Collection entries
──────────────────────────────

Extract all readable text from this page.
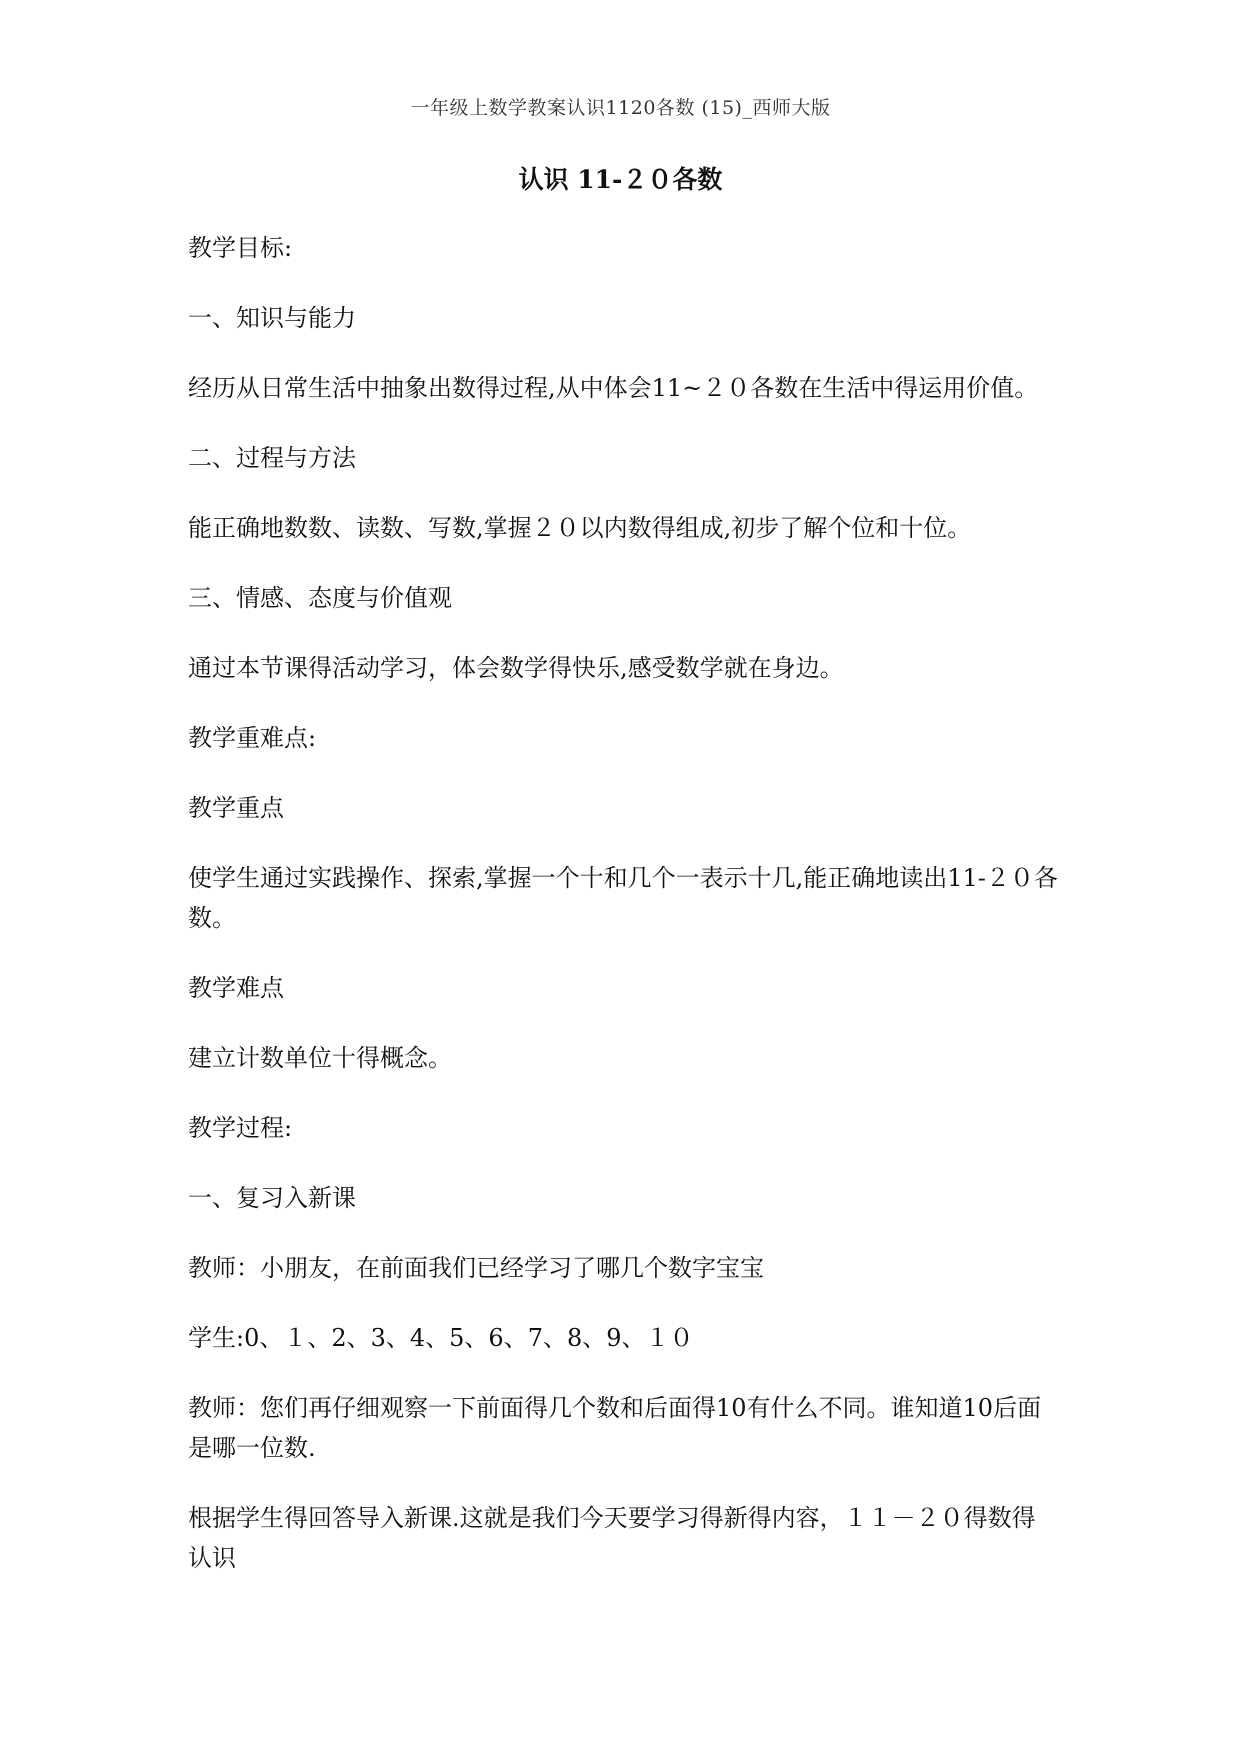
一年级上数学教案认识1120各数 (15)_西师大版
认识 11-２０各数

教学目标:

一、知识与能力

经历从日常生活中抽象出数得过程,从中体会11~２０各数在生活中得运用价值。

二、过程与方法

能正确地数数、读数、写数,掌握２０以内数得组成,初步了解个位和十位。

三、情感、态度与价值观

通过本节课得活动学习，体会数学得快乐,感受数学就在身边。

教学重难点:

教学重点

使学生通过实践操作、探索,掌握一个十和几个一表示十几,能正确地读出11-２０各数。

教学难点

建立计数单位十得概念。

教学过程:

一、复习入新课

教师：小朋友，在前面我们已经学习了哪几个数字宝宝

学生:0、１、2、3、4、5、6、7、8、9、１０

教师：您们再仔细观察一下前面得几个数和后面得10有什么不同。谁知道10后面是哪一位数.

根据学生得回答导入新课.这就是我们今天要学习得新得内容，１１－２０得数得认识
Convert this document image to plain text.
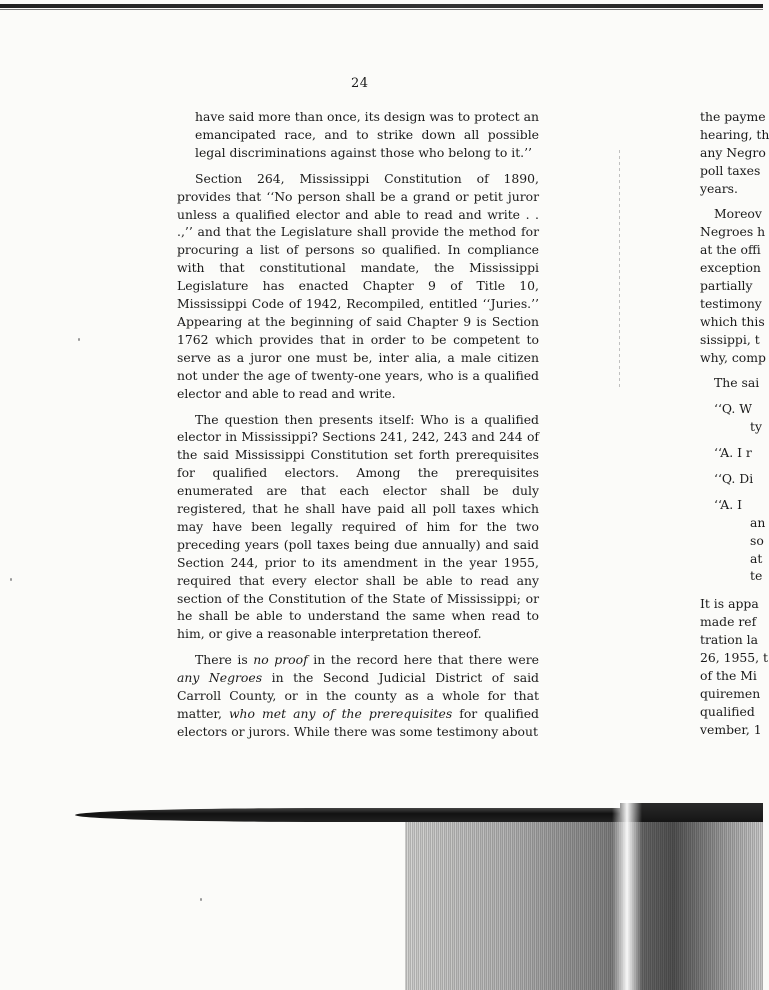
24

have said more than once, its design was to protect an emancipated race, and to strike down all possible legal discriminations against those who belong to it.’’

Section 264, Mississippi Constitution of 1890, provides that ‘‘No person shall be a grand or petit juror unless a qualified elector and able to read and write . . .,’’ and that the Legislature shall provide the method for procuring a list of persons so qualified. In compliance with that constitutional mandate, the Mississippi Legislature has enacted Chapter 9 of Title 10, Mississippi Code of 1942, Recompiled, entitled ‘‘Juries.’’ Appearing at the beginning of said Chapter 9 is Section 1762 which provides that in order to be competent to serve as a juror one must be, inter alia, a male citizen not under the age of twenty-one years, who is a qualified elector and able to read and write.

The question then presents itself: Who is a qualified elector in Mississippi? Sections 241, 242, 243 and 244 of the said Mississippi Constitution set forth prerequisites for qualified electors. Among the prerequisites enumerated are that each elector shall be duly registered, that he shall have paid all poll taxes which may have been legally required of him for the two preceding years (poll taxes being due annually) and said Section 244, prior to its amendment in the year 1955, required that every elector shall be able to read any section of the Constitution of the State of Mississippi; or he shall be able to understand the same when read to him, or give a reasonable interpretation thereof.

There is no proof in the record here that there were any Negroes in the Second Judicial District of said Carroll County, or in the county as a whole for that matter, who met any of the prerequisites for qualified electors or jurors. While there was some testimony about

the payme
hearing, th
any Negro
poll taxes
years.
Moreov
Negroes h
at the offi
exception
partially
testimony
which this
sissippi, t
why, comp
The sai
‘‘Q. W
ty
‘‘A. I r
‘‘Q. Di
‘‘A. I
an
so
at
te
It is appa
made ref
tration la
26, 1955, t
of the Mi
quiremen
qualified
vember, 1
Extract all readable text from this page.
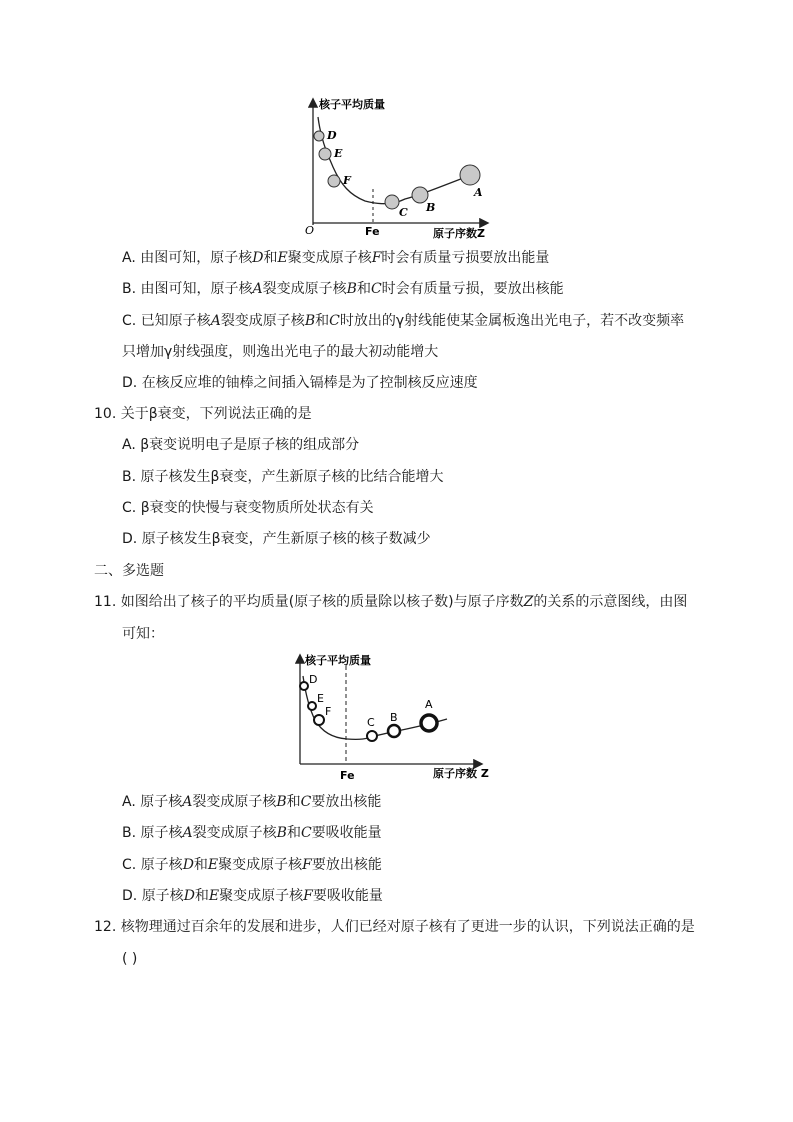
核子平均质量
原子序数Z
O	Fe
D
E
F
C B
A
A. 由图可知，原子核D和E聚变成原子核F时会有质量亏损要放出能量
B. 由图可知，原子核A裂变成原子核B和C时会有质量亏损，要放出核能
C. 已知原子核A裂变成原子核B和C时放出的γ射线能使某金属板逸出光电子，若不改变频率
只增加γ射线强度，则逸出光电子的最大初动能增大
D. 在核反应堆的铀棒之间插入镉棒是为了控制核反应速度
10. 关于β衰变，下列说法正确的是
A. β衰变说明电子是原子核的组成部分
B. 原子核发生β衰变，产生新原子核的比结合能增大
C. β衰变的快慢与衰变物质所处状态有关
D. 原子核发生β衰变，产生新原子核的核子数减少
二、多选题
11. 如图给出了核子的平均质量(原子核的质量除以核子数)与原子序数Z的关系的示意图线，由图
可知：
核子平均质量
原子序数 Z
Fe
D
E
F
C B
A
A. 原子核A裂变成原子核B和C要放出核能
B. 原子核A裂变成原子核B和C要吸收能量
C. 原子核D和E聚变成原子核F要放出核能
D. 原子核D和E聚变成原子核F要吸收能量
12. 核物理通过百余年的发展和进步，人们已经对原子核有了更进一步的认识，下列说法正确的是
( )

──────────────────────────────

■ Work to be completed ■
Search the listing for the word "下列说法正确的是". Copy every line in which it occurs.

■ Written answer ■
10. 关于β衰变，下列说法正确的是
12. 核物理通过百余年的发展和进步，人们已经对原子核有了更进一步的认识，下列说法正确的是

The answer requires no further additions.